** BEGIN **
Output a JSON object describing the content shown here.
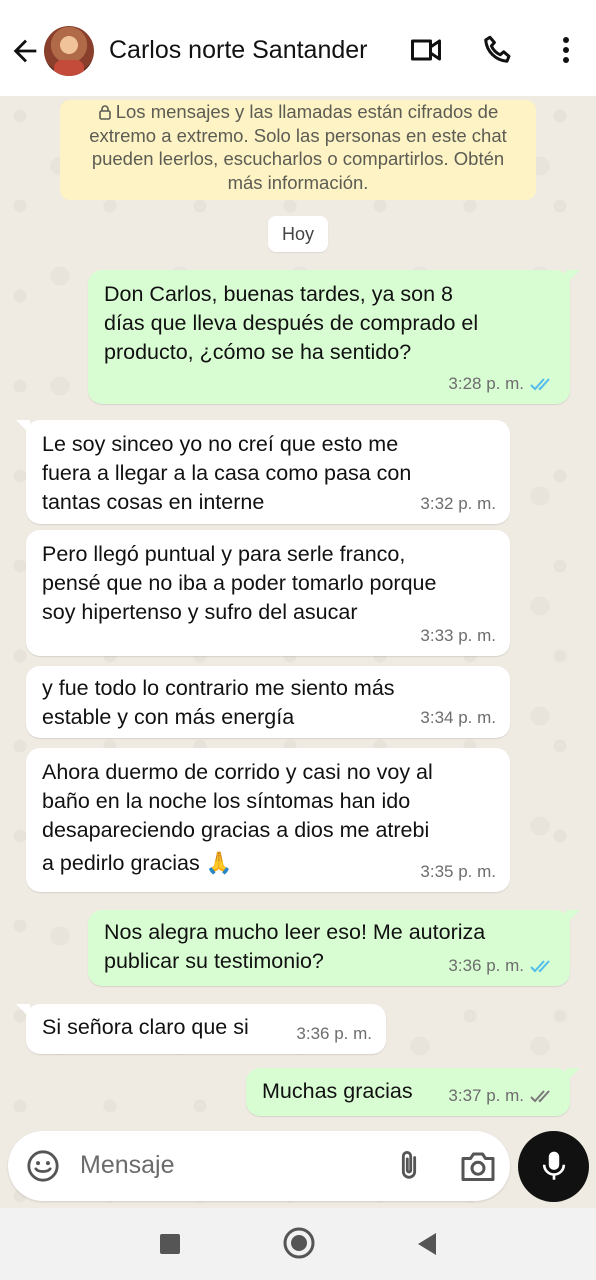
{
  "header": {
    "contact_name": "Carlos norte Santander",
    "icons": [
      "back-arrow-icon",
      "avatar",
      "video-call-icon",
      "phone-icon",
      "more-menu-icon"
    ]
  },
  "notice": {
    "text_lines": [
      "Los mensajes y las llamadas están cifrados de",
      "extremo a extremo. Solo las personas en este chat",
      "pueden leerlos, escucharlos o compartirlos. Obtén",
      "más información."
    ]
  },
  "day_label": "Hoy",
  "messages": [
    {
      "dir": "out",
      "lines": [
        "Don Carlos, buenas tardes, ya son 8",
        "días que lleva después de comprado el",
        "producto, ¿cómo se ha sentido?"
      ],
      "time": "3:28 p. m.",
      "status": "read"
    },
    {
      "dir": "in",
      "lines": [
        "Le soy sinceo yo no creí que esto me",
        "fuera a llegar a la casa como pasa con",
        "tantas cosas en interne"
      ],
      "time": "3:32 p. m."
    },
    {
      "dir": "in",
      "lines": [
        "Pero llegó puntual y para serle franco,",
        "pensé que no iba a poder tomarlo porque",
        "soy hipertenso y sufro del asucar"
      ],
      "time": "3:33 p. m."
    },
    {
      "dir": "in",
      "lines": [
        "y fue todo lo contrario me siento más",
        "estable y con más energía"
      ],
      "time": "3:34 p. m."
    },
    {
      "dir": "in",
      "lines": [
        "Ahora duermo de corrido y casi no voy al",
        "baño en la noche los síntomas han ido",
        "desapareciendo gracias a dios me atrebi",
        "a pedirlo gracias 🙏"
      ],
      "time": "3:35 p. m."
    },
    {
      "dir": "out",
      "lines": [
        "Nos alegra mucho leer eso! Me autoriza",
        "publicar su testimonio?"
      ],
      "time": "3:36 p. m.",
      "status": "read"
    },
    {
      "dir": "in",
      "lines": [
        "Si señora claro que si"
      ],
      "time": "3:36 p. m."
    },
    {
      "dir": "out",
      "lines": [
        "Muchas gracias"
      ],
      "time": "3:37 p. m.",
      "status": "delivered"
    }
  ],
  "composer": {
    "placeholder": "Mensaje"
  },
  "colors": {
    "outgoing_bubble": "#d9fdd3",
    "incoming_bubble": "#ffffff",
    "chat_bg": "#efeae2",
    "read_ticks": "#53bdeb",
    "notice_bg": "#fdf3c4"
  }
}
** END **
Problem to work on: Repeat all the data as it stands, dropping any images it holds.

Output of the exercise:
Output a JSON object describing the content shown here.
{
  "header": {
    "contact_name": "Carlos norte Santander",
    "icons": [
      "back-arrow-icon",
      "avatar",
      "video-call-icon",
      "phone-icon",
      "more-menu-icon"
    ]
  },
  "notice": {
    "text_lines": [
      "Los mensajes y las llamadas están cifrados de",
      "extremo a extremo. Solo las personas en este chat",
      "pueden leerlos, escucharlos o compartirlos. Obtén",
      "más información."
    ]
  },
  "day_label": "Hoy",
  "messages": [
    {
      "dir": "out",
      "lines": [
        "Don Carlos, buenas tardes, ya son 8",
        "días que lleva después de comprado el",
        "producto, ¿cómo se ha sentido?"
      ],
      "time": "3:28 p. m.",
      "status": "read"
    },
    {
      "dir": "in",
      "lines": [
        "Le soy sinceo yo no creí que esto me",
        "fuera a llegar a la casa como pasa con",
        "tantas cosas en interne"
      ],
      "time": "3:32 p. m."
    },
    {
      "dir": "in",
      "lines": [
        "Pero llegó puntual y para serle franco,",
        "pensé que no iba a poder tomarlo porque",
        "soy hipertenso y sufro del asucar"
      ],
      "time": "3:33 p. m."
    },
    {
      "dir": "in",
      "lines": [
        "y fue todo lo contrario me siento más",
        "estable y con más energía"
      ],
      "time": "3:34 p. m."
    },
    {
      "dir": "in",
      "lines": [
        "Ahora duermo de corrido y casi no voy al",
        "baño en la noche los síntomas han ido",
        "desapareciendo gracias a dios me atrebi",
        "a pedirlo gracias 🙏"
      ],
      "time": "3:35 p. m."
    },
    {
      "dir": "out",
      "lines": [
        "Nos alegra mucho leer eso! Me autoriza",
        "publicar su testimonio?"
      ],
      "time": "3:36 p. m.",
      "status": "read"
    },
    {
      "dir": "in",
      "lines": [
        "Si señora claro que si"
      ],
      "time": "3:36 p. m."
    },
    {
      "dir": "out",
      "lines": [
        "Muchas gracias"
      ],
      "time": "3:37 p. m.",
      "status": "delivered"
    }
  ],
  "composer": {
    "placeholder": "Mensaje"
  },
  "colors": {
    "outgoing_bubble": "#d9fdd3",
    "incoming_bubble": "#ffffff",
    "chat_bg": "#efeae2",
    "read_ticks": "#53bdeb",
    "notice_bg": "#fdf3c4"
  }
}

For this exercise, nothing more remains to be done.